begin Excerpted passage

LORD COHEN. My Lords, I have had the opportunity of reading in print the speech
which will shortly be delivered by my noble and learned friends, Lord Keith Of Avonholm,
Lord Somervell Of Harrow and Lord Denning. I respectfully agree with the observations
they make as to the proper use of authorities in cases such as the present, and I cannot
usefully add anything to what they say on that subject. I have, however, the misfortune to
differ from them as to the proper application of those principles to the present case. Since
this is really a question of fact and I find myself in complete agreement with what wa s said
thereon in the Court of Appeal by the Master of the Rolls (Lord Evershed) and Parker LJ I
do not think I can usefully add anything to the reasons they give for their conclusion.
    I would dismiss the appeal.

LORD KEITH OF AVONHOLM. My Lords, this case comes to your Lordships’ House
on appeal from a judgment of the Court of Appeal (Lord Evershied MR Parker LJ and
Sellers LJ) affirming a judgment of the county court judge, His Honour Judge Norris.
     The facts of the case are simple and can be shortly stated. The respondent, whom I shall
call the plaintiff, is a moulder, some thirty-eight years of age, and has been a moulder all his
working life. He had been employed as such by the appellants for some twelve or thirteen
weeks, at their foundry at Wolverhampton, when the accident which gave rise to this action
happened, on 16 September 1954. As found by the learned county court judge, the plaintiff
was casting at the moulding boxes, when the ladle of molten metal which he was holding
slipped, and some of the metal splashed on to his left foot causing him some injury from 40
which, after a few months’ disability, he has entirely recovered. This, it may be observed, is
not the case that was made by the plaintiff, but it is the way in which the learned judge has
held that the accident happened and he found himself able to deal with the case on that
footing. The plaintiff’s case was that he was carrying a ladle of molten metal along a
gangway in the foundry when he stumbled over an obstacle whereby the metal splashed over
his foot. The learned judge disbelieved this account of the accident, and much of the
plaintiff’s case founded on alleged breaches of s 26 of the Factories Act, 1937, and certain
regulations of the Iron and Steel Foundries Regulations, 1953, accordingly disappeared. The
case came to centre on two alleged grounds of negligence, that the appellants (i) failed to
provide any or any proper spats or other sufficient protective clothing; and (ii) failed to
provide a safe system of work and safe and proper plant and equipment. These resolved
themselves in the end into the question of the duty of the employers to provide the plaintiff
with protective clothing.

end Excerpted passage

▸ Exercise set:
a. Copy the stretch of the foundry appeal judgment from "I would dismiss" through "Honour Judge Norris.".
b. Write what comes next in the foundry appeal judgment, picking up after its final sentence.

begin Data section

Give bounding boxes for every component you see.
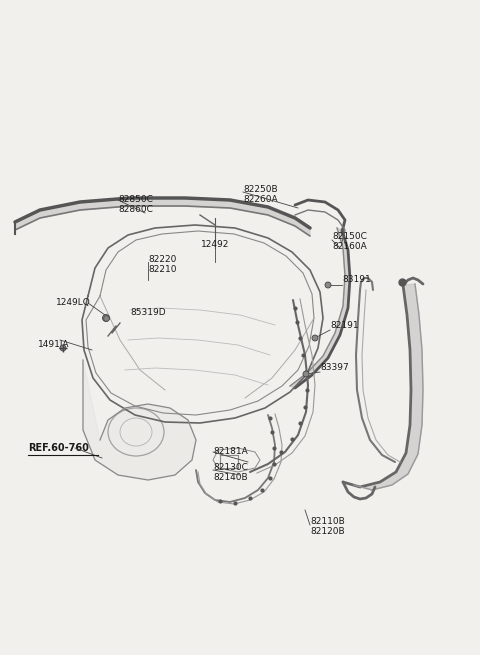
Text: 82110B
82120B: 82110B 82120B bbox=[310, 517, 345, 536]
Circle shape bbox=[60, 345, 66, 351]
Polygon shape bbox=[83, 360, 196, 480]
Polygon shape bbox=[343, 284, 423, 490]
Text: REF.60-760: REF.60-760 bbox=[28, 443, 89, 453]
Text: 82850C
82860C: 82850C 82860C bbox=[118, 195, 153, 214]
Circle shape bbox=[325, 282, 331, 288]
Text: 85319D: 85319D bbox=[130, 308, 166, 317]
Text: 82130C
82140B: 82130C 82140B bbox=[213, 463, 248, 482]
Polygon shape bbox=[290, 228, 350, 388]
Polygon shape bbox=[15, 198, 310, 236]
Circle shape bbox=[103, 314, 109, 322]
Text: 83397: 83397 bbox=[320, 364, 349, 373]
Circle shape bbox=[312, 335, 318, 341]
Text: 1491JA: 1491JA bbox=[38, 340, 70, 349]
Text: 82220
82210: 82220 82210 bbox=[148, 255, 177, 274]
Text: 1249LQ: 1249LQ bbox=[56, 298, 91, 307]
Text: 82191: 82191 bbox=[330, 320, 359, 329]
Text: 82181A: 82181A bbox=[213, 447, 248, 456]
Text: 82150C
82160A: 82150C 82160A bbox=[332, 232, 367, 252]
Circle shape bbox=[303, 371, 309, 377]
Text: 83191: 83191 bbox=[342, 276, 371, 284]
Text: 12492: 12492 bbox=[201, 240, 229, 249]
Text: 82250B
82260A: 82250B 82260A bbox=[243, 185, 277, 204]
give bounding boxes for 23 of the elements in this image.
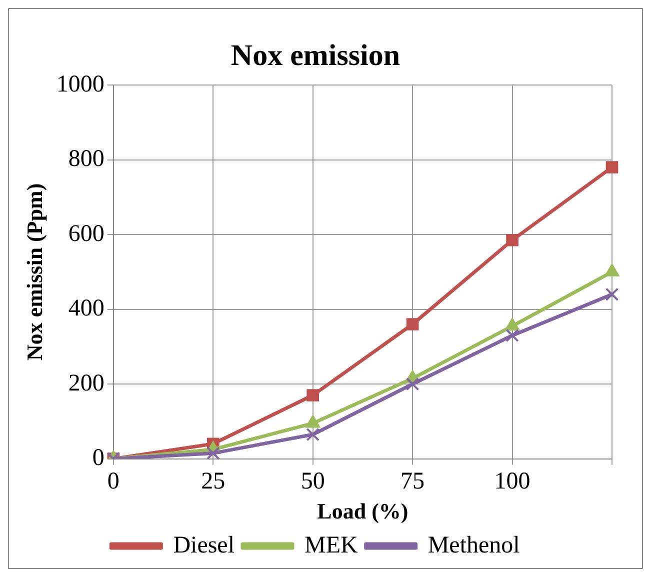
- x-tick-label: 75: [400, 468, 425, 494]
- legend-label: Diesel: [173, 532, 235, 558]
- point: [605, 288, 619, 301]
- y-axis-title: Nox emissin (Ppm): [22, 183, 47, 361]
- y-tick-label: 1000: [56, 71, 104, 98]
- y-tick-label: 0: [92, 445, 104, 472]
- point: [305, 414, 320, 428]
- y-tick-label: 400: [68, 296, 104, 322]
- chart-title: Nox emission: [230, 38, 400, 72]
- point: [506, 234, 518, 246]
- legend-label: Methenol: [428, 532, 520, 558]
- point: [406, 318, 419, 330]
- y-tick-label: 600: [68, 220, 104, 247]
- point: [506, 328, 519, 342]
- point: [606, 161, 618, 174]
- y-tick-label: 200: [68, 370, 104, 396]
- x-axis-title: Load (%): [317, 498, 408, 524]
- x-tick-label: 25: [201, 468, 226, 494]
- x-tick-label: 100: [494, 468, 530, 494]
- legend-label: MEK: [304, 532, 358, 558]
- y-tick-label: 800: [68, 146, 104, 172]
- point: [504, 318, 520, 331]
- x-tick-label: 50: [300, 468, 325, 494]
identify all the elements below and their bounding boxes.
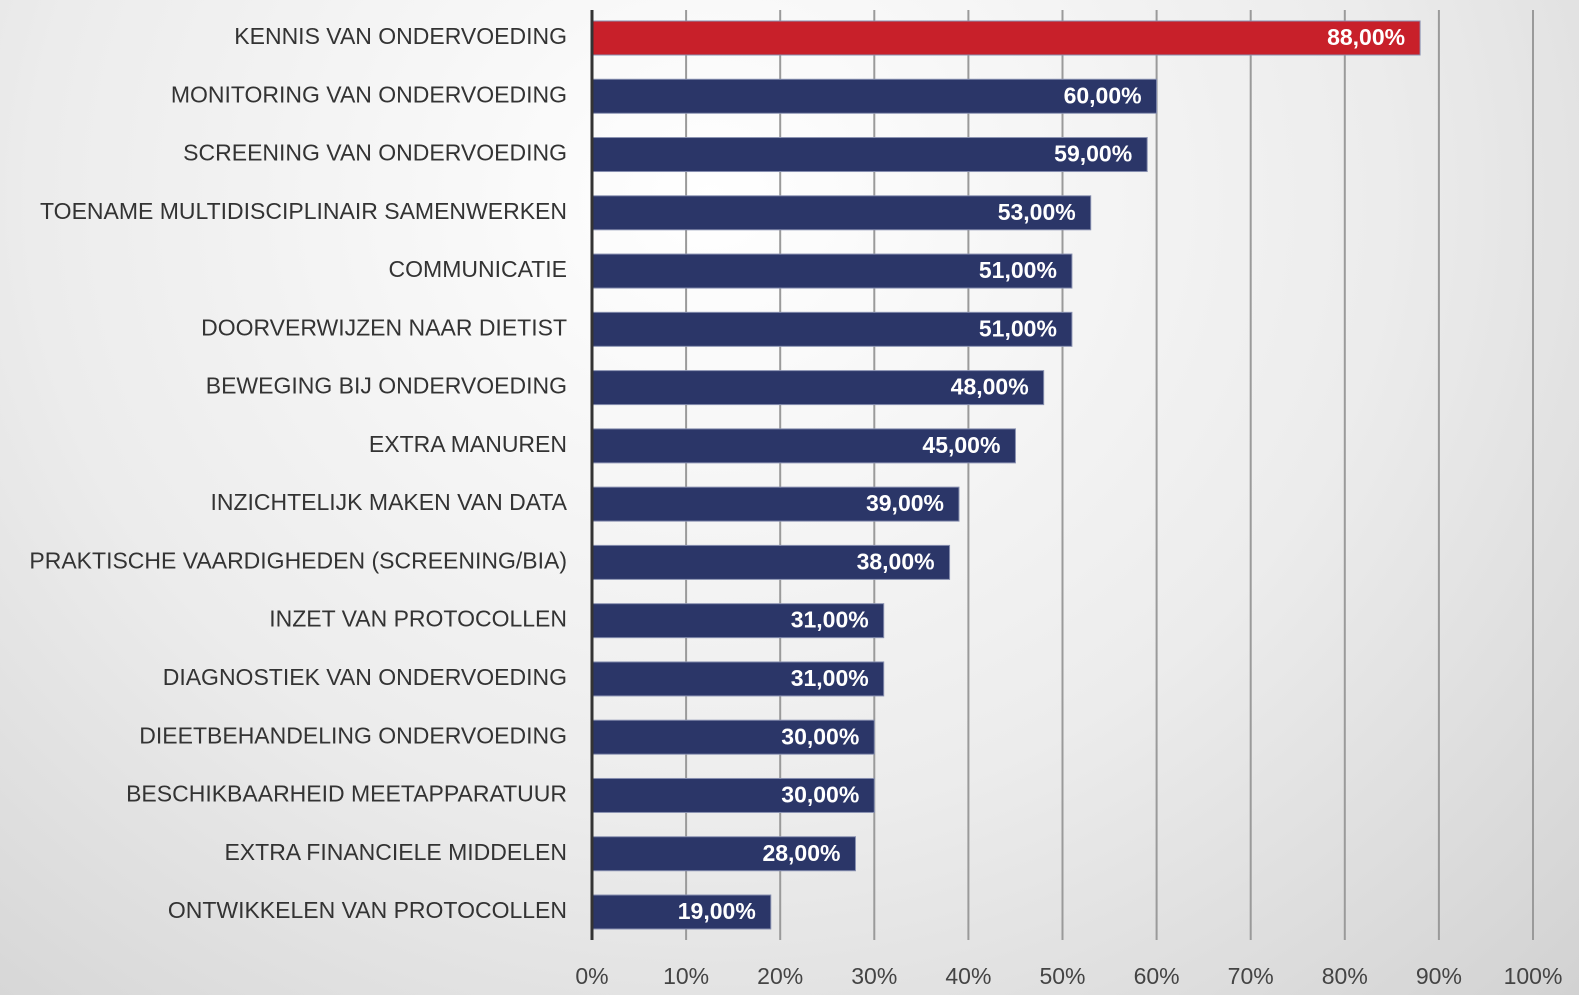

end Data section

▸ The replies:
a.
I would dismiss the appeal.

LORD KEITH OF AVONHOLM. My Lords, this case comes to your Lordships’ House
on appeal from a judgment of the Court of Appeal (Lord Evershied MR Parker LJ and
Sellers LJ) affirming a judgment of the county court judge, His Honour Judge Norris.

b.
     The course which the case took in the county court may account for an absence of
evidence with regard to the practice of wearing spats or other protective clothing in
foundries generally, and to a concentration on the plaintiff’s own practice in the matter of
wearing spats. It only remains to notice, before parting from these preliminary matters, that
the appellants, as well as denying the allegations that they were negligent, took the defence
that, in any event, the accident resulted from the plaintiff’s own negligence. In the result, the
county court judge apportioned three-quarters of the negligence causing the accident to the
plaintiff and one-quarter to the appellants. The Court of Appeal affirmed this judgment.
No cross-appeal has been taken to this House by the plaintiff.
     The material facts on which the case turns are contained in a short passage in the
judgment of the learned judge which, in my opinion, is fully supported by the evidence. I
quote the passage in full:

        “Now when the accident happened the plaintiff was wearing ordinary boots which
     he had bought for the work. They were strong working boots with a leather tongue
     inside, part of which was sewn up to some distance, but they were ordinary boots. I
     find that there were spats in the stores which could be had for the asking, and that there
     were also strong boots in the stores which could be had on payment. The plaintiff was
     not ordered or advised by the defendants to wear protective clothing, and I think that
     was because he was an experienced moulder. The foreman, who gave evidence,
     Kenneth Charles Bloor, stated that had the plaintiff been a learner he would have
     advised him about wearing protective clothing, but as he was an experienced man he
     considered that he did not need any warning; he knew and appreciated the risks of the
     metal splashing attaching to his work. I believe that if he had wanted spats he could
     have had them for the asking. I think he knew of all the risks involved and quite
     voluntarily decided to wear the boots which he was wearing, and I believe that since the
     accident and since his return to work as a moulder he has not worn any protective
     clothing. Since the accident he has done as he did before.”

He returns to the matter later when he says:

        “In the present case, the spats and boots were there, and the plaintiff knew they were
     there, but he was never told that they must be worn. He decided the matter himself.”

On this view of the facts the learned judge expressed himself as follows:

        “Now if I were not bound by authority I should decide that the plaintiff was so
     experienced that he needed no warning and that what he did was with the full
     knowledge of all the risks involved, and that there was no negligence on the part of the
     defendants.”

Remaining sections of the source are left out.